- _Exercise prompt_:
Count how many lines of the data include "caption". The answer is that number and nothing else.

[Figure contents as structured data]
────────────────

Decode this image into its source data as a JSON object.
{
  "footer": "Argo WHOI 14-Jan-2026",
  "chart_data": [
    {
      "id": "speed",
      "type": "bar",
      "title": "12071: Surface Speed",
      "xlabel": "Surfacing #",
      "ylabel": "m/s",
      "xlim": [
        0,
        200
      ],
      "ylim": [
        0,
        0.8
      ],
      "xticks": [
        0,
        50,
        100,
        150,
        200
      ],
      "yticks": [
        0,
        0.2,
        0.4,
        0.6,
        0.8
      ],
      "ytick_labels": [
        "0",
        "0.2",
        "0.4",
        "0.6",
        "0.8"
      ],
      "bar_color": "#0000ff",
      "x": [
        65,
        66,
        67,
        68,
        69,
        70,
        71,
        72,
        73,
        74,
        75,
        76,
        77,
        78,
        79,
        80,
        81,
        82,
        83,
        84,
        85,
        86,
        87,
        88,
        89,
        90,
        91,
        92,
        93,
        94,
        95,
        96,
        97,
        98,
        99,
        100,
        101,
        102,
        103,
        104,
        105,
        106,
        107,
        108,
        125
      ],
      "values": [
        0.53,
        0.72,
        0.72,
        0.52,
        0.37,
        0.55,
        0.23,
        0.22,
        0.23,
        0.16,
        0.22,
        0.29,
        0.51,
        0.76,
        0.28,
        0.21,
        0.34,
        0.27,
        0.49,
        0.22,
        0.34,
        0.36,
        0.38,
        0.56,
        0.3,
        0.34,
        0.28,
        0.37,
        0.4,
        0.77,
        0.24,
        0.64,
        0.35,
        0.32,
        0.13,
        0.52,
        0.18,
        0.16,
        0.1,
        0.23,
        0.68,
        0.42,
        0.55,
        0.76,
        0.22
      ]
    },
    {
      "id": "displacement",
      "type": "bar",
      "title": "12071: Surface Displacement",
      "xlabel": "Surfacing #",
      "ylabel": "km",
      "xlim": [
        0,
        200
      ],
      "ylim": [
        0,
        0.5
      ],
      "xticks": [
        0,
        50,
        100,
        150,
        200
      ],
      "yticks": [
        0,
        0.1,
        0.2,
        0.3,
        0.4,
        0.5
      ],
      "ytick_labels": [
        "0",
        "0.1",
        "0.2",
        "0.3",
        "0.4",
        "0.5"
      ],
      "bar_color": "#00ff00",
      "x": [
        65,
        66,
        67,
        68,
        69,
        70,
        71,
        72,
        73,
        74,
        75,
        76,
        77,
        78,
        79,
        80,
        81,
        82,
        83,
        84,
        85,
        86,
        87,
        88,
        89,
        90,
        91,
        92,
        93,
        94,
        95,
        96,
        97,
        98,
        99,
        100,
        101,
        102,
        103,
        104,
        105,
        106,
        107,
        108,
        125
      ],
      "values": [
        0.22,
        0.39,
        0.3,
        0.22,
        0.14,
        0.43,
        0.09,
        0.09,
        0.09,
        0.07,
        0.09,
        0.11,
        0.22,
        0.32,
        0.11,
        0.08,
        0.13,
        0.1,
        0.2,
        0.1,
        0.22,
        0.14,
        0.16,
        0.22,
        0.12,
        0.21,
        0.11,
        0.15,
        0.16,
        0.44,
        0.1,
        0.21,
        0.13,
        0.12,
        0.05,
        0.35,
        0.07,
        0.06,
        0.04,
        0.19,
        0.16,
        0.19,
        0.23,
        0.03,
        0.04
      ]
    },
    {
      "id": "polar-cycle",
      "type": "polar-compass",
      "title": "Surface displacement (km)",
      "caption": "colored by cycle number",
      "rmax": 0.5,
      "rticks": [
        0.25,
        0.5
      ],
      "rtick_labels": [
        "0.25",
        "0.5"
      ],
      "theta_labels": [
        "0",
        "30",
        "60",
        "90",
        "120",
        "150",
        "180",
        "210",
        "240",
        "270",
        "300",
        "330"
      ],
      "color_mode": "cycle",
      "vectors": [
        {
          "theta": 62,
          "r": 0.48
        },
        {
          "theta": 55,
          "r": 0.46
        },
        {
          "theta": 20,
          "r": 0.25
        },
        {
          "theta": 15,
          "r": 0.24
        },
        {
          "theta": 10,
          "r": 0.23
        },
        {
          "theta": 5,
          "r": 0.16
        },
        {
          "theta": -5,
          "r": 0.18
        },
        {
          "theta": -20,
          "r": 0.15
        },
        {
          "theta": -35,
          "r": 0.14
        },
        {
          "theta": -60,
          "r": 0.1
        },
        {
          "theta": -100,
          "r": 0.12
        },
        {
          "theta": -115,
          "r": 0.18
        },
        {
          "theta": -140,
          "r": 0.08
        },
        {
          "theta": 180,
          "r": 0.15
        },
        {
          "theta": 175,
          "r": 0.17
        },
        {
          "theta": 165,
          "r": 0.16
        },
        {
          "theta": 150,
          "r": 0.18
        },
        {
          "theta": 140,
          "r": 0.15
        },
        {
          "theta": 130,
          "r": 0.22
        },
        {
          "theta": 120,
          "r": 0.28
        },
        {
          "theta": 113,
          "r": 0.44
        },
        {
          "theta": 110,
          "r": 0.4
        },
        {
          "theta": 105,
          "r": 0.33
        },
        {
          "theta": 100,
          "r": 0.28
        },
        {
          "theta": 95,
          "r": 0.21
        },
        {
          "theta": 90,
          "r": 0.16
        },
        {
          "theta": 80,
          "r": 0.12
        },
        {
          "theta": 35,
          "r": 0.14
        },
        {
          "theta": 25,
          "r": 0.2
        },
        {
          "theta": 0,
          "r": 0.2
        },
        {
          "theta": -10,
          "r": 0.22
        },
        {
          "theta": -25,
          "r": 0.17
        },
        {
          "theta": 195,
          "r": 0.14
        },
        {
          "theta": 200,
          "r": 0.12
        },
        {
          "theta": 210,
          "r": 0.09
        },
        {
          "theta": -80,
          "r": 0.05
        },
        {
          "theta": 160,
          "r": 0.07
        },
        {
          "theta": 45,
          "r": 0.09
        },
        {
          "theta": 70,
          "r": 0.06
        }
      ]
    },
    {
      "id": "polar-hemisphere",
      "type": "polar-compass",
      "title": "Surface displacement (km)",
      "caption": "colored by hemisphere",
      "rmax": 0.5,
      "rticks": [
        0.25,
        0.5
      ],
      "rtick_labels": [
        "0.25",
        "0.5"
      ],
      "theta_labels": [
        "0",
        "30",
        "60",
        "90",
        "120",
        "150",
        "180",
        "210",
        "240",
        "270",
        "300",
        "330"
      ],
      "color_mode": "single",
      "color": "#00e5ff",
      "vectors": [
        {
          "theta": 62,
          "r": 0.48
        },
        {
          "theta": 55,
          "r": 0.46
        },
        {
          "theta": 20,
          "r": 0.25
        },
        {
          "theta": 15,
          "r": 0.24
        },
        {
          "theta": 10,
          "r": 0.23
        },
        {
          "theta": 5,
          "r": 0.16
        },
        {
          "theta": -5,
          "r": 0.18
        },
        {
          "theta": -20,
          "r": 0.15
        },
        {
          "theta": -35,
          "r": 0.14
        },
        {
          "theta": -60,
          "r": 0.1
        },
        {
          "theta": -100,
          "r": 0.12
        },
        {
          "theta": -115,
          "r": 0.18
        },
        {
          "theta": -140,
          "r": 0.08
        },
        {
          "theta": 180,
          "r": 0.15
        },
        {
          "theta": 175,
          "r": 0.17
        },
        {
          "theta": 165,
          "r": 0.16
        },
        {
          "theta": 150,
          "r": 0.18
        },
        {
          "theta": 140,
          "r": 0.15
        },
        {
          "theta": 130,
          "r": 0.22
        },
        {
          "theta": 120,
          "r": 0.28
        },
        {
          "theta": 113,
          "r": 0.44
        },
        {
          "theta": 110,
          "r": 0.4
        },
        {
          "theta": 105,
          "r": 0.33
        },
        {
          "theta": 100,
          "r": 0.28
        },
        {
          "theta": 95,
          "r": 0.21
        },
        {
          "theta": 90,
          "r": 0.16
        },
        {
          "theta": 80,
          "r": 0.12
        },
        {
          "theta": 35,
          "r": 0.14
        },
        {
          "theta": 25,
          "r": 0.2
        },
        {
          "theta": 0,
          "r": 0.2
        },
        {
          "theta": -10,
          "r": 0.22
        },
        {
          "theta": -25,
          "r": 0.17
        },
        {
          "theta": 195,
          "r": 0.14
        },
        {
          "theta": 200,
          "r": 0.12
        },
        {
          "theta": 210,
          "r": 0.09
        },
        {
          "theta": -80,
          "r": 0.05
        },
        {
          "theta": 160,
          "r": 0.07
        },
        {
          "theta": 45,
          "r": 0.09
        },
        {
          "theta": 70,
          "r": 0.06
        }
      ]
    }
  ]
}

────────────────

- _The completed task_:
2